= Entries provided =
- Opening Delimiter -

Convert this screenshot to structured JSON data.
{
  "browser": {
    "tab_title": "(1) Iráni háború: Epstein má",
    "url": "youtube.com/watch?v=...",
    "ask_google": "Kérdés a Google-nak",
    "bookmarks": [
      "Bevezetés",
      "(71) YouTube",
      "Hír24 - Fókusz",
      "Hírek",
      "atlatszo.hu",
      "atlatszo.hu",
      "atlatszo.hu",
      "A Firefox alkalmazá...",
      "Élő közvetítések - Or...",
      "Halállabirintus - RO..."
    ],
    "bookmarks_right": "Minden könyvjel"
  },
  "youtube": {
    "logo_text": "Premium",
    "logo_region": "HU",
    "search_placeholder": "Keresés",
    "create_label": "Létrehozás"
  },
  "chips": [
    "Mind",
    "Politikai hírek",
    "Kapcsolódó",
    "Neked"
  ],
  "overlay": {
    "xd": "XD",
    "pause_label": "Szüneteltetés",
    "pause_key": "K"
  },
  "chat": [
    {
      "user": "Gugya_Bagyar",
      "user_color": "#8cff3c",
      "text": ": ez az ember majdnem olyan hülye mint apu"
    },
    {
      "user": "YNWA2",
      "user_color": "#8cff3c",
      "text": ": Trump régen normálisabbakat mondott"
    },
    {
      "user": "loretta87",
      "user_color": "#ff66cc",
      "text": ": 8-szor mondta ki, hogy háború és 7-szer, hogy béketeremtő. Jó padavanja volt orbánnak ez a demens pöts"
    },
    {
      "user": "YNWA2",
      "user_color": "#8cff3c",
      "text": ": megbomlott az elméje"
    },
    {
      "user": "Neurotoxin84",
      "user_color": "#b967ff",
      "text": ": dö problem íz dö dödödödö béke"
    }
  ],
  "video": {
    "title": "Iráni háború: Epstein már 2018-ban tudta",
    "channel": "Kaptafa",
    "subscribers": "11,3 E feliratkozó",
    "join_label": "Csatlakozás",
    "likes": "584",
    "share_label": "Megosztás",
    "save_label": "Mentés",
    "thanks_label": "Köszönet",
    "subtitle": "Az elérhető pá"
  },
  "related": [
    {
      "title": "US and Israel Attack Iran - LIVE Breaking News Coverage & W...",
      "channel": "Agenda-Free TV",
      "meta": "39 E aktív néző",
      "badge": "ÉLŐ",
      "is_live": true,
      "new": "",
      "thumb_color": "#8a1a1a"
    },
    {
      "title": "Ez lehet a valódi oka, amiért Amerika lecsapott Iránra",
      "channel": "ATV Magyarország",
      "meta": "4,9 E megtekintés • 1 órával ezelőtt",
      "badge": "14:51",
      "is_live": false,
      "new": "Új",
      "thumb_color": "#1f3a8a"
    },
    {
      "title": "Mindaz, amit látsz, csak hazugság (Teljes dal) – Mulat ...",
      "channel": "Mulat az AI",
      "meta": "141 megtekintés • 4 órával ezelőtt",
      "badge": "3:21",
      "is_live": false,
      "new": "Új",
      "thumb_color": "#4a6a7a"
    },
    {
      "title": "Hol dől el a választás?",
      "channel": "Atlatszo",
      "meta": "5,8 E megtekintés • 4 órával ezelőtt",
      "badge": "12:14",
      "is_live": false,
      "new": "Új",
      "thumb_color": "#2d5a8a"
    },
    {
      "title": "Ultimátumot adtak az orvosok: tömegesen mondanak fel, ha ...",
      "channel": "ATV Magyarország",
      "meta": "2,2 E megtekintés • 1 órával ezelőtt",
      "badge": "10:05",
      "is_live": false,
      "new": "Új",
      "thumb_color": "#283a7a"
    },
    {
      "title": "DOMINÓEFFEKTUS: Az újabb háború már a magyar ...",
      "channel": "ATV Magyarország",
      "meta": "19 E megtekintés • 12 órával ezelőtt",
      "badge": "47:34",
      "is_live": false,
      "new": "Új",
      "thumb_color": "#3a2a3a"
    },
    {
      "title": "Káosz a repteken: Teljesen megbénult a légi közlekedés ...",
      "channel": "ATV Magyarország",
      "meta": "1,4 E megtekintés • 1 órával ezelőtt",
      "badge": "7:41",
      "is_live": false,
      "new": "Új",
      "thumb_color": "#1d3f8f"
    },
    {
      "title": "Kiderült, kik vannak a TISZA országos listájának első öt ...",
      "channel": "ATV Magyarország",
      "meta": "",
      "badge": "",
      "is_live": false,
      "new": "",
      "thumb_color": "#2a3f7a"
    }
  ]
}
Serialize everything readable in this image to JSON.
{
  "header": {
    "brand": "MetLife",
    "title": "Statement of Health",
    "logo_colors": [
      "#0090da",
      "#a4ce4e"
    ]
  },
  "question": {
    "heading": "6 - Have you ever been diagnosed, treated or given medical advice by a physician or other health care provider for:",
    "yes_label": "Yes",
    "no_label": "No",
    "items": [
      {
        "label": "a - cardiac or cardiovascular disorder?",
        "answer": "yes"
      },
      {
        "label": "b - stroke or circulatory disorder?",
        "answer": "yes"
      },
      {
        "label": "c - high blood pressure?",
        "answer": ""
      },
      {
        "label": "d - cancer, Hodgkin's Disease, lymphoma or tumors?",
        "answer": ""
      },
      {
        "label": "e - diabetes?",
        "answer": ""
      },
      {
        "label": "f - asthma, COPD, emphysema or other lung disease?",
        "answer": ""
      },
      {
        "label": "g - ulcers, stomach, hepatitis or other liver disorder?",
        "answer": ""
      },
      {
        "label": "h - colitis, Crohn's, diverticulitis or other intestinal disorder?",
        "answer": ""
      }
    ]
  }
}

- Closing Delimiter -

= Required action =
Every line above that holds the word "Iráni" is to be found and copied.

= Expected answer =
    "tab_title": "(1) Iráni háború: Epstein má",
    "title": "Iráni háború: Epstein már 2018-ban tudta",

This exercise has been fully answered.